[BEGIN]

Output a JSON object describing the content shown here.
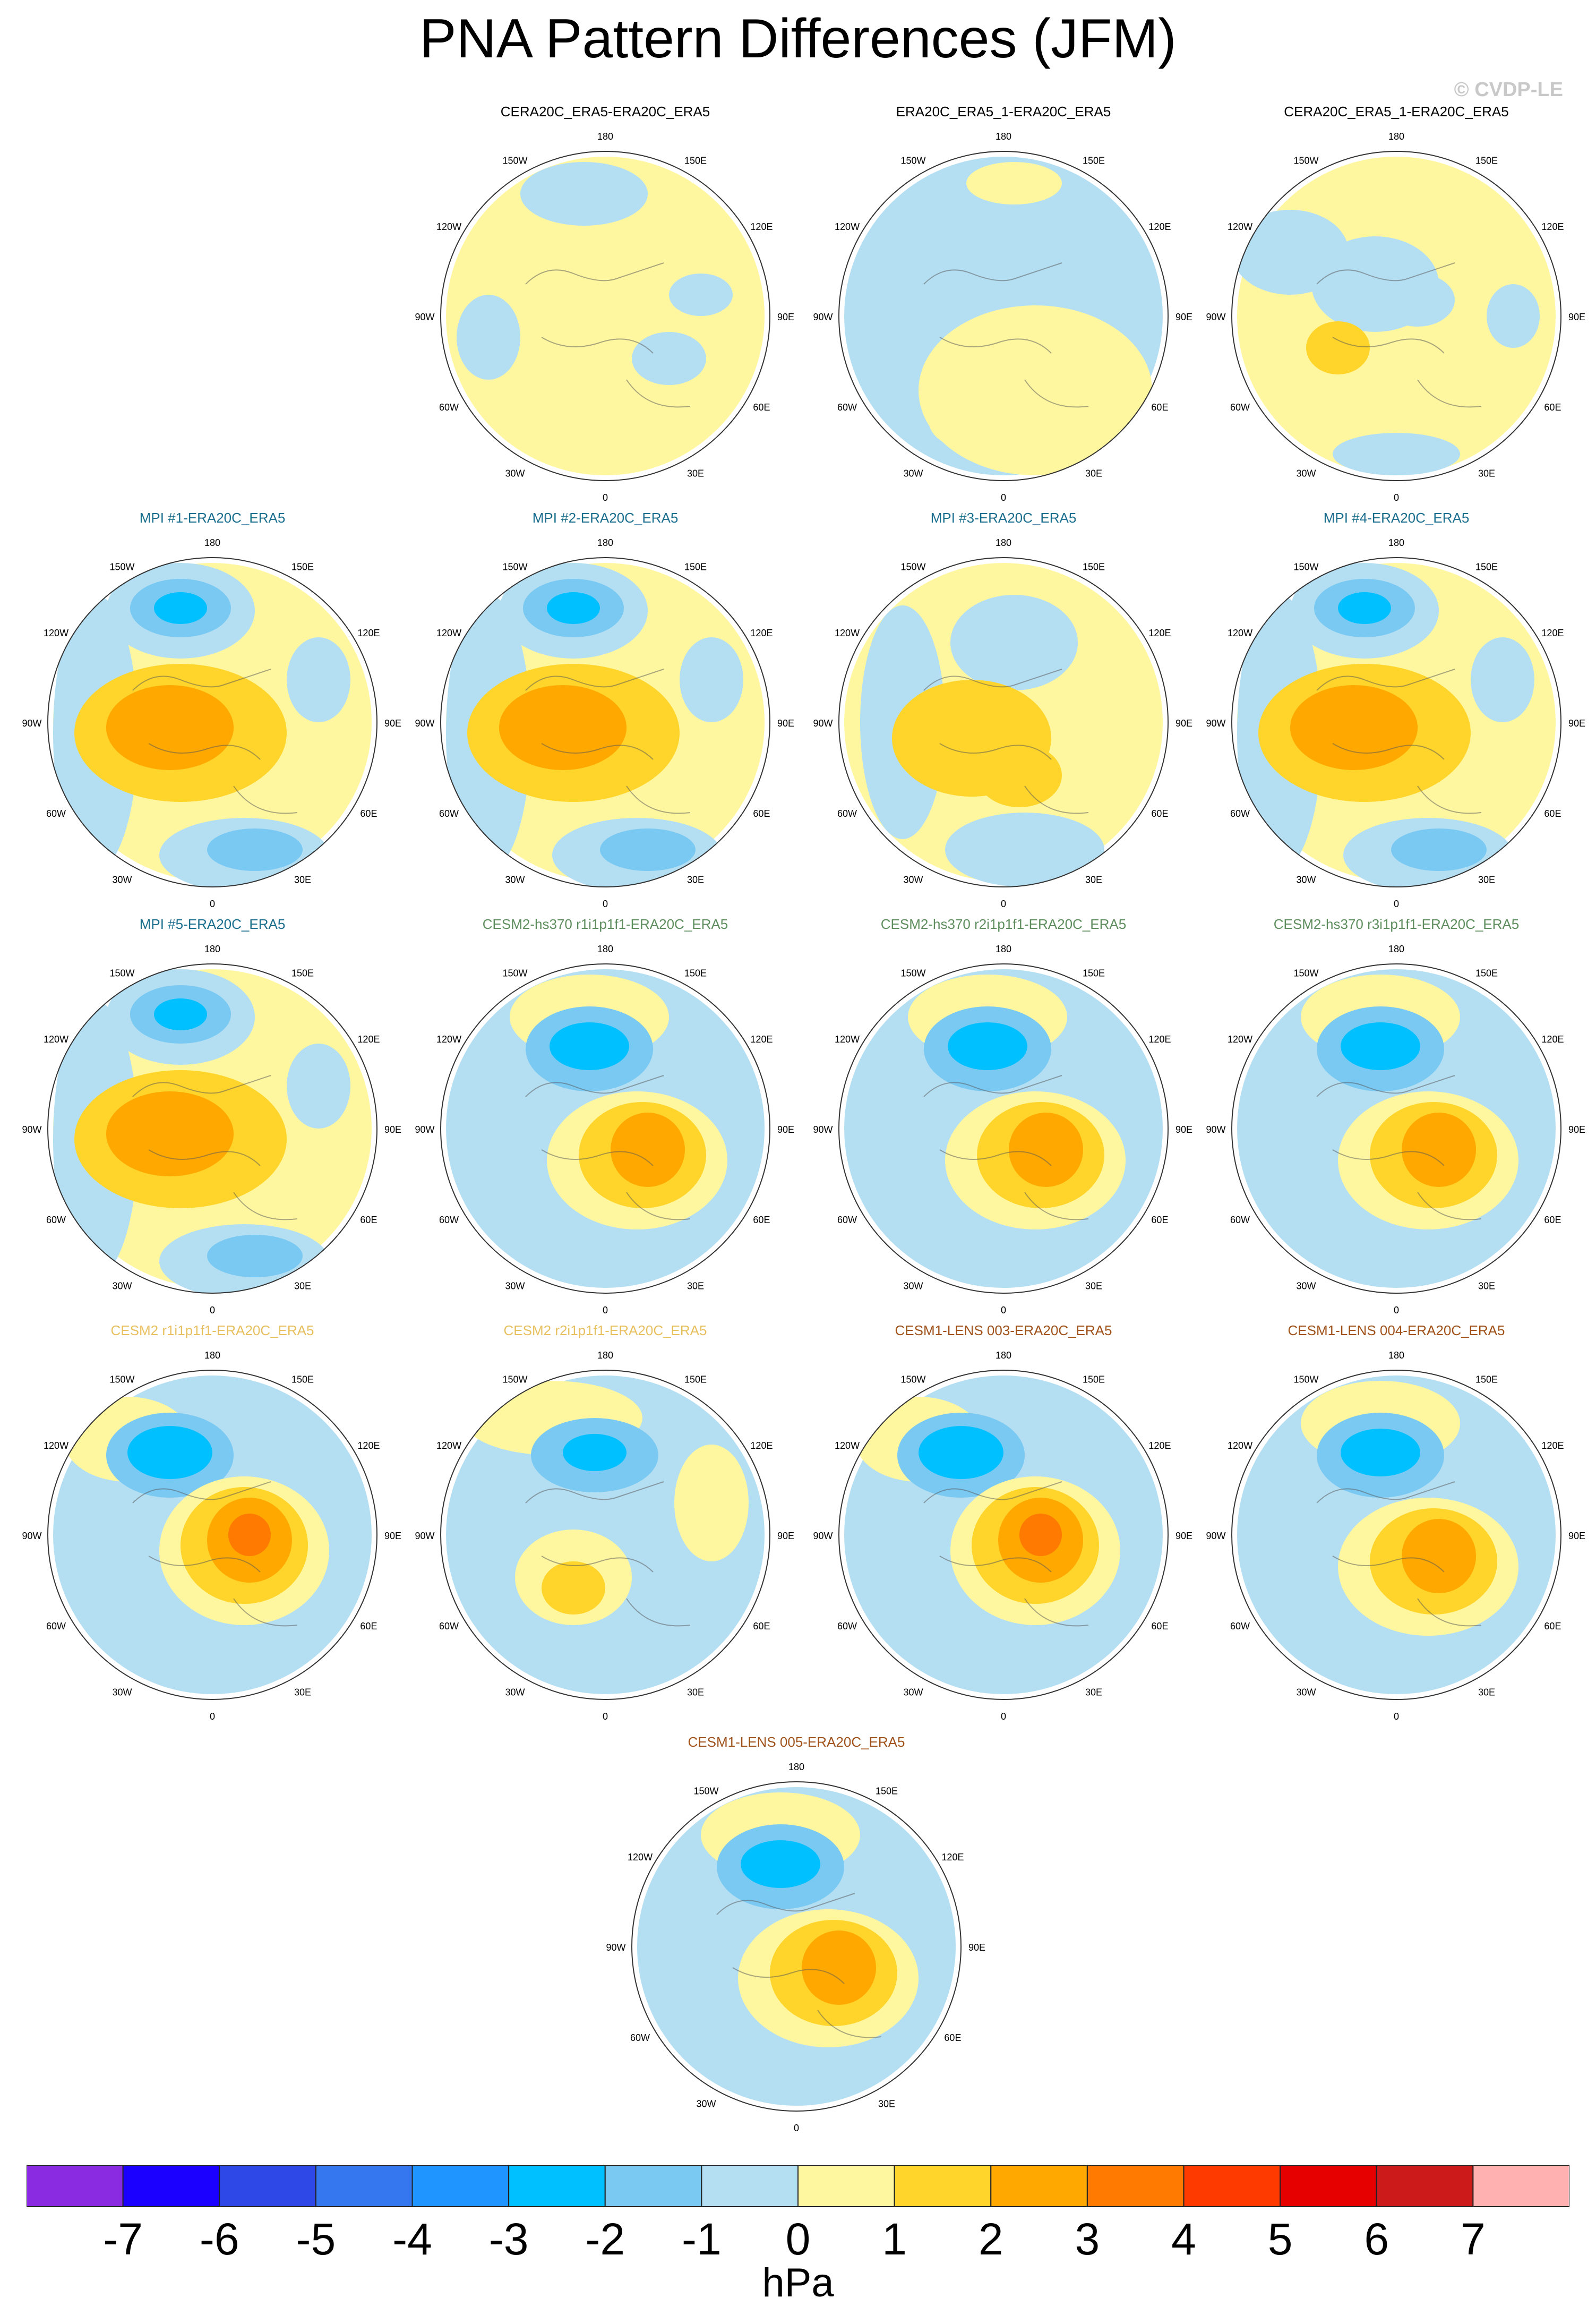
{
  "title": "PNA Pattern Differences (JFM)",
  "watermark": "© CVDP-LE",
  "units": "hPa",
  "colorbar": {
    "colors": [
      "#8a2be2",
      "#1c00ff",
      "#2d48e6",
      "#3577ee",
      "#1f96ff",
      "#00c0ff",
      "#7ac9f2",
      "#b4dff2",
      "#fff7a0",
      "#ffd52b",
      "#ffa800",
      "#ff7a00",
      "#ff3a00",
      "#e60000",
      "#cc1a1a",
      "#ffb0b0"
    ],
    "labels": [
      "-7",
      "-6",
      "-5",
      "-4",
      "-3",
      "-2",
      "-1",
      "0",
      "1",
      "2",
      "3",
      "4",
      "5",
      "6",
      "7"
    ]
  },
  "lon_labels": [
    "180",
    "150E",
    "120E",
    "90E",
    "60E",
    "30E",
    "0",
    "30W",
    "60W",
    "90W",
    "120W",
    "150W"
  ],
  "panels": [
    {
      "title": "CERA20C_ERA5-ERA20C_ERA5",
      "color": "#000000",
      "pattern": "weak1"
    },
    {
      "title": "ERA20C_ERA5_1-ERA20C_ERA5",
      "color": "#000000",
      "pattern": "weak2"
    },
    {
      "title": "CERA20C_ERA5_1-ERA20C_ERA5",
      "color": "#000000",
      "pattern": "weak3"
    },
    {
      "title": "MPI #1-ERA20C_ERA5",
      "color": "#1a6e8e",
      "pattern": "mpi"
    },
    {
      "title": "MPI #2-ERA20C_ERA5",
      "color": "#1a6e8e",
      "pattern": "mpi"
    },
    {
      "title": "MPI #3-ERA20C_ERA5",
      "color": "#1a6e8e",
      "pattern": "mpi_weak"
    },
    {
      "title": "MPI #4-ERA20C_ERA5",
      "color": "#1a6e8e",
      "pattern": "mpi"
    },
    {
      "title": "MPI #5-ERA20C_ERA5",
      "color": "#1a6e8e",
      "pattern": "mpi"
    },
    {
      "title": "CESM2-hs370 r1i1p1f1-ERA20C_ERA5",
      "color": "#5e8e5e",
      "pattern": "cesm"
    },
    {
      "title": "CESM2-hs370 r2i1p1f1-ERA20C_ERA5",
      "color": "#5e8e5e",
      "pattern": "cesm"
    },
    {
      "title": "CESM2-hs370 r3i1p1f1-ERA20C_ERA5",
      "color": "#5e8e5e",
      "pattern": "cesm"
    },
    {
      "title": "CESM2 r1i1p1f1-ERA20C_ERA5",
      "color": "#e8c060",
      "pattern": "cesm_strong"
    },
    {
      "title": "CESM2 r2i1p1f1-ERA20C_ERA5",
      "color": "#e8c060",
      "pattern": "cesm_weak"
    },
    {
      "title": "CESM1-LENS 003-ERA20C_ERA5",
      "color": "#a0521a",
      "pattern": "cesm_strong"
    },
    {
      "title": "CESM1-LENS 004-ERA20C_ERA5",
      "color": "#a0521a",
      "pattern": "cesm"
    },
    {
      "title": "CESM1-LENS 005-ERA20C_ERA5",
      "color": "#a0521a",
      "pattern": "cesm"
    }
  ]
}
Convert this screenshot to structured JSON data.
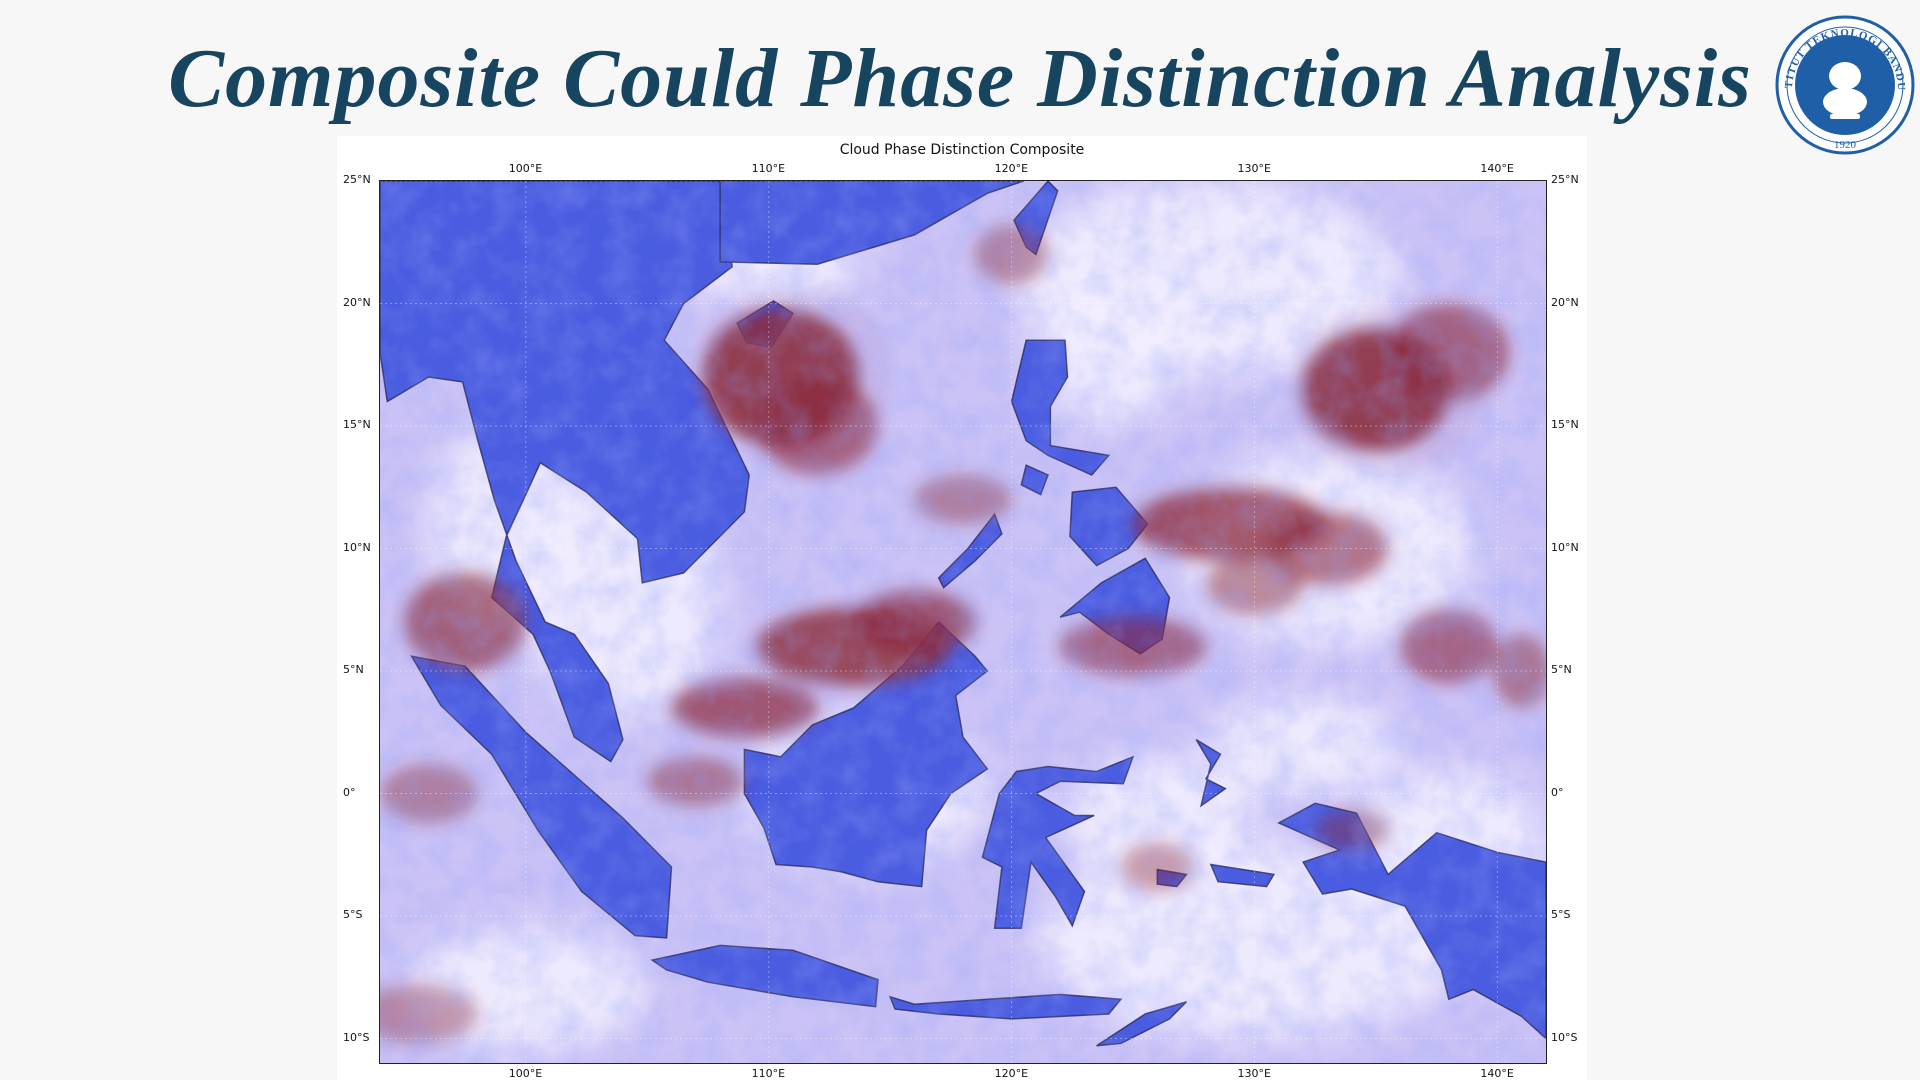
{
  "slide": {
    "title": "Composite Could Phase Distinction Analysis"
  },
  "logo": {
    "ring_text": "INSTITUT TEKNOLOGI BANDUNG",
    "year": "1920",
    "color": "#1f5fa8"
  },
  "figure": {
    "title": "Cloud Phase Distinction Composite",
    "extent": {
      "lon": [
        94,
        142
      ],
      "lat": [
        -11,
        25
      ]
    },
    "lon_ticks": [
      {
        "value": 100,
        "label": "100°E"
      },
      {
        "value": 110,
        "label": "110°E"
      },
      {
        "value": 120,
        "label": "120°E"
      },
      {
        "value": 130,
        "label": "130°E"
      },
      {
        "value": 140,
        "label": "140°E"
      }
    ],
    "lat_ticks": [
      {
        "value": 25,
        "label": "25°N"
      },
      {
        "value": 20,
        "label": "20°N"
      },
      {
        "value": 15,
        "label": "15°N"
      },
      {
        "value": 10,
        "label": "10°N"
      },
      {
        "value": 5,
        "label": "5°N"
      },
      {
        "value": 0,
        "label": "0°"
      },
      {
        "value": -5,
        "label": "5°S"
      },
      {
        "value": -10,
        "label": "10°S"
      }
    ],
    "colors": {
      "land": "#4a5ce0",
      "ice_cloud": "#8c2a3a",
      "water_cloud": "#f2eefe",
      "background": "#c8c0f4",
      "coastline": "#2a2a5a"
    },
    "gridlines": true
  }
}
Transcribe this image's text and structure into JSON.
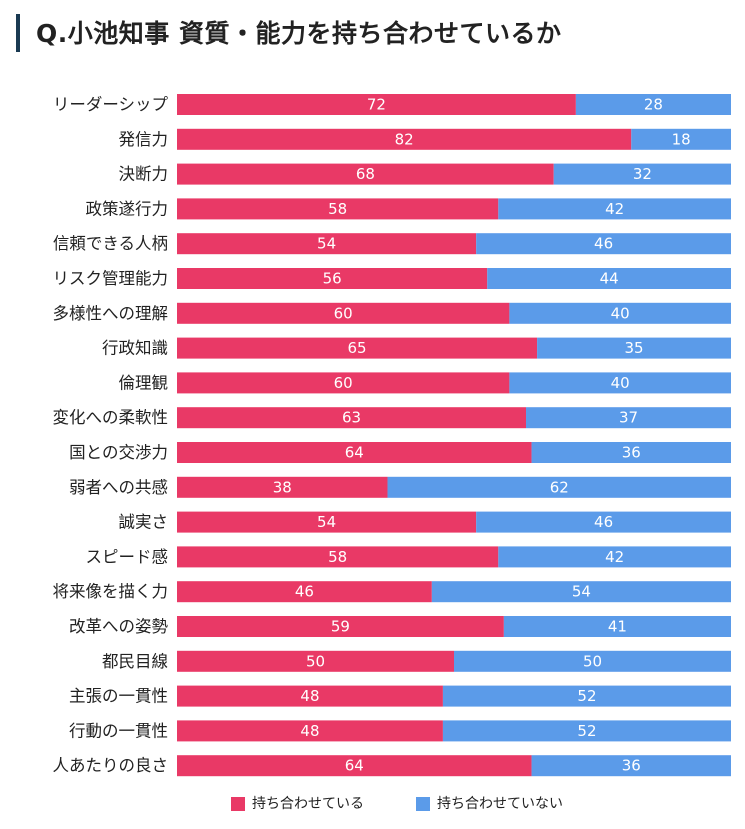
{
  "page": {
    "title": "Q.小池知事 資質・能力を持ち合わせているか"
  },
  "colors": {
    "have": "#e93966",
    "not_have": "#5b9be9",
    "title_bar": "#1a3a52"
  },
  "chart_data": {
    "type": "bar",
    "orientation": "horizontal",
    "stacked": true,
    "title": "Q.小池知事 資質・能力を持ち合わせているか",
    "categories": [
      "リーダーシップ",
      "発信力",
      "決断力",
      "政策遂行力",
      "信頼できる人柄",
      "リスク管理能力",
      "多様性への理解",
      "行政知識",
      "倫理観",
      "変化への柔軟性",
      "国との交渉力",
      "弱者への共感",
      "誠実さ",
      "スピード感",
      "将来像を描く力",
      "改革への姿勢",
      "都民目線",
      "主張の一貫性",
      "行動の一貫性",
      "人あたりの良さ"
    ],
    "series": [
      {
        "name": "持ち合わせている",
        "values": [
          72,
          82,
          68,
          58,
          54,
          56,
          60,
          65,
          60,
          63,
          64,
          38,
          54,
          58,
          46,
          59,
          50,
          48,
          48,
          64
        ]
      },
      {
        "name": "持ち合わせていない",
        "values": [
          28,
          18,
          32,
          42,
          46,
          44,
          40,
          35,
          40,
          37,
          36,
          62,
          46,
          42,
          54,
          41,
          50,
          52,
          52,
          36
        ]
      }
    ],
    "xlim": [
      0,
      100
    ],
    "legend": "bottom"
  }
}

[END]

WRITTEN PROBLEM: Reproduce the material word for word. Any pictures should be left out of the copy.

EXERCISE OUTPUT:
Output a JSON object describing the content shown here.
{
  "title": "PNA Pattern Differences (JFM)",
  "watermark": "© CVDP-LE",
  "units": "hPa",
  "colorbar": {
    "colors": [
      "#8a2be2",
      "#1c00ff",
      "#2d48e6",
      "#3577ee",
      "#1f96ff",
      "#00c0ff",
      "#7ac9f2",
      "#b4dff2",
      "#fff7a0",
      "#ffd52b",
      "#ffa800",
      "#ff7a00",
      "#ff3a00",
      "#e60000",
      "#cc1a1a",
      "#ffb0b0"
    ],
    "labels": [
      "-7",
      "-6",
      "-5",
      "-4",
      "-3",
      "-2",
      "-1",
      "0",
      "1",
      "2",
      "3",
      "4",
      "5",
      "6",
      "7"
    ]
  },
  "lon_labels": [
    "180",
    "150E",
    "120E",
    "90E",
    "60E",
    "30E",
    "0",
    "30W",
    "60W",
    "90W",
    "120W",
    "150W"
  ],
  "panels": [
    {
      "title": "CERA20C_ERA5-ERA20C_ERA5",
      "color": "#000000",
      "pattern": "weak1"
    },
    {
      "title": "ERA20C_ERA5_1-ERA20C_ERA5",
      "color": "#000000",
      "pattern": "weak2"
    },
    {
      "title": "CERA20C_ERA5_1-ERA20C_ERA5",
      "color": "#000000",
      "pattern": "weak3"
    },
    {
      "title": "MPI #1-ERA20C_ERA5",
      "color": "#1a6e8e",
      "pattern": "mpi"
    },
    {
      "title": "MPI #2-ERA20C_ERA5",
      "color": "#1a6e8e",
      "pattern": "mpi"
    },
    {
      "title": "MPI #3-ERA20C_ERA5",
      "color": "#1a6e8e",
      "pattern": "mpi_weak"
    },
    {
      "title": "MPI #4-ERA20C_ERA5",
      "color": "#1a6e8e",
      "pattern": "mpi"
    },
    {
      "title": "MPI #5-ERA20C_ERA5",
      "color": "#1a6e8e",
      "pattern": "mpi"
    },
    {
      "title": "CESM2-hs370 r1i1p1f1-ERA20C_ERA5",
      "color": "#5e8e5e",
      "pattern": "cesm"
    },
    {
      "title": "CESM2-hs370 r2i1p1f1-ERA20C_ERA5",
      "color": "#5e8e5e",
      "pattern": "cesm"
    },
    {
      "title": "CESM2-hs370 r3i1p1f1-ERA20C_ERA5",
      "color": "#5e8e5e",
      "pattern": "cesm"
    },
    {
      "title": "CESM2 r1i1p1f1-ERA20C_ERA5",
      "color": "#e8c060",
      "pattern": "cesm_strong"
    },
    {
      "title": "CESM2 r2i1p1f1-ERA20C_ERA5",
      "color": "#e8c060",
      "pattern": "cesm_weak"
    },
    {
      "title": "CESM1-LENS 003-ERA20C_ERA5",
      "color": "#a0521a",
      "pattern": "cesm_strong"
    },
    {
      "title": "CESM1-LENS 004-ERA20C_ERA5",
      "color": "#a0521a",
      "pattern": "cesm"
    },
    {
      "title": "CESM1-LENS 005-ERA20C_ERA5",
      "color": "#a0521a",
      "pattern": "cesm"
    }
  ]
}
Convert this screenshot to structured JSON data.
{
  "slide": {
    "title": "Composite Could Phase Distinction Analysis"
  },
  "logo": {
    "ring_text": "INSTITUT TEKNOLOGI BANDUNG",
    "year": "1920",
    "color": "#1f5fa8"
  },
  "figure": {
    "title": "Cloud Phase Distinction Composite",
    "extent": {
      "lon": [
        94,
        142
      ],
      "lat": [
        -11,
        25
      ]
    },
    "lon_ticks": [
      {
        "value": 100,
        "label": "100°E"
      },
      {
        "value": 110,
        "label": "110°E"
      },
      {
        "value": 120,
        "label": "120°E"
      },
      {
        "value": 130,
        "label": "130°E"
      },
      {
        "value": 140,
        "label": "140°E"
      }
    ],
    "lat_ticks": [
      {
        "value": 25,
        "label": "25°N"
      },
      {
        "value": 20,
        "label": "20°N"
      },
      {
        "value": 15,
        "label": "15°N"
      },
      {
        "value": 10,
        "label": "10°N"
      },
      {
        "value": 5,
        "label": "5°N"
      },
      {
        "value": 0,
        "label": "0°"
      },
      {
        "value": -5,
        "label": "5°S"
      },
      {
        "value": -10,
        "label": "10°S"
      }
    ],
    "colors": {
      "land": "#4a5ce0",
      "ice_cloud": "#8c2a3a",
      "water_cloud": "#f2eefe",
      "background": "#c8c0f4",
      "coastline": "#2a2a5a"
    },
    "gridlines": true
  }
}
Transcribe this image's text and structure into JSON.
{
  "page": {
    "title": "Q.小池知事 資質・能力を持ち合わせているか"
  },
  "colors": {
    "have": "#e93966",
    "not_have": "#5b9be9",
    "title_bar": "#1a3a52"
  },
  "chart_data": {
    "type": "bar",
    "orientation": "horizontal",
    "stacked": true,
    "title": "Q.小池知事 資質・能力を持ち合わせているか",
    "categories": [
      "リーダーシップ",
      "発信力",
      "決断力",
      "政策遂行力",
      "信頼できる人柄",
      "リスク管理能力",
      "多様性への理解",
      "行政知識",
      "倫理観",
      "変化への柔軟性",
      "国との交渉力",
      "弱者への共感",
      "誠実さ",
      "スピード感",
      "将来像を描く力",
      "改革への姿勢",
      "都民目線",
      "主張の一貫性",
      "行動の一貫性",
      "人あたりの良さ"
    ],
    "series": [
      {
        "name": "持ち合わせている",
        "values": [
          72,
          82,
          68,
          58,
          54,
          56,
          60,
          65,
          60,
          63,
          64,
          38,
          54,
          58,
          46,
          59,
          50,
          48,
          48,
          64
        ]
      },
      {
        "name": "持ち合わせていない",
        "values": [
          28,
          18,
          32,
          42,
          46,
          44,
          40,
          35,
          40,
          37,
          36,
          62,
          46,
          42,
          54,
          41,
          50,
          52,
          52,
          36
        ]
      }
    ],
    "xlim": [
      0,
      100
    ],
    "legend": "bottom"
  }
}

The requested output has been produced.